What follows is a set of records. Copy them exactly and leave out the images.
(Input data Opens)
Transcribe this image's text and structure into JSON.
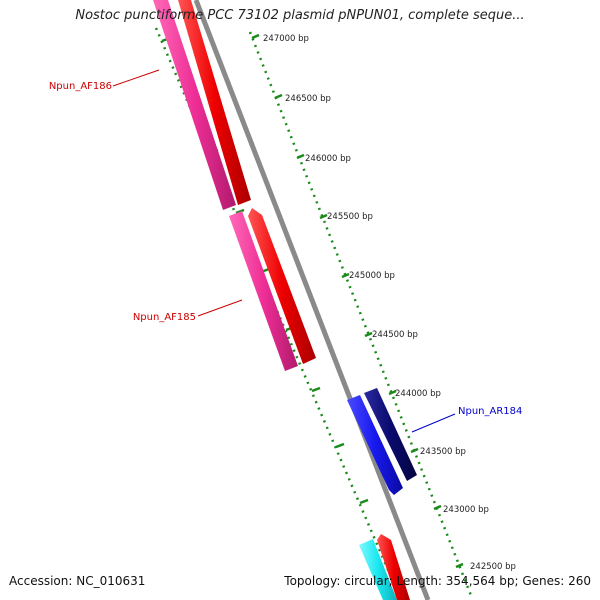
{
  "title": "Nostoc punctiforme PCC 73102 plasmid pNPUN01, complete seque...",
  "footer": {
    "accession": "Accession: NC_010631",
    "summary": "Topology: circular; Length: 354,564 bp; Genes: 260"
  },
  "ticks": [
    {
      "label": "247000 bp"
    },
    {
      "label": "246500 bp"
    },
    {
      "label": "246000 bp"
    },
    {
      "label": "245500 bp"
    },
    {
      "label": "245000 bp"
    },
    {
      "label": "244500 bp"
    },
    {
      "label": "244000 bp"
    },
    {
      "label": "243500 bp"
    },
    {
      "label": "243000 bp"
    },
    {
      "label": "242500 bp"
    }
  ],
  "genes": [
    {
      "name": "Npun_AF186",
      "strand": "forward",
      "label_color": "#cc0000"
    },
    {
      "name": "Npun_AF185",
      "strand": "forward",
      "label_color": "#cc0000"
    },
    {
      "name": "Npun_AR184",
      "strand": "reverse",
      "label_color": "#0000cc"
    }
  ],
  "colors": {
    "backbone": "#8a8a8a",
    "cds_forward": "#ee0000",
    "gene_forward": "#ee2e96",
    "cds_reverse": "#0a0a6e",
    "gene_reverse": "#1818ee",
    "gene_other": "#19e8f0",
    "ticks": "#1a8a1a"
  }
}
(Input data Closes)
■ **Exercise output**
Transcribe this image's text and structure into JSON.
{
  "title": "Nostoc punctiforme PCC 73102 plasmid pNPUN01, complete seque...",
  "footer": {
    "accession": "Accession: NC_010631",
    "summary": "Topology: circular; Length: 354,564 bp; Genes: 260"
  },
  "ticks": [
    {
      "label": "247000 bp"
    },
    {
      "label": "246500 bp"
    },
    {
      "label": "246000 bp"
    },
    {
      "label": "245500 bp"
    },
    {
      "label": "245000 bp"
    },
    {
      "label": "244500 bp"
    },
    {
      "label": "244000 bp"
    },
    {
      "label": "243500 bp"
    },
    {
      "label": "243000 bp"
    },
    {
      "label": "242500 bp"
    }
  ],
  "genes": [
    {
      "name": "Npun_AF186",
      "strand": "forward",
      "label_color": "#cc0000"
    },
    {
      "name": "Npun_AF185",
      "strand": "forward",
      "label_color": "#cc0000"
    },
    {
      "name": "Npun_AR184",
      "strand": "reverse",
      "label_color": "#0000cc"
    }
  ],
  "colors": {
    "backbone": "#8a8a8a",
    "cds_forward": "#ee0000",
    "gene_forward": "#ee2e96",
    "cds_reverse": "#0a0a6e",
    "gene_reverse": "#1818ee",
    "gene_other": "#19e8f0",
    "ticks": "#1a8a1a"
  }
}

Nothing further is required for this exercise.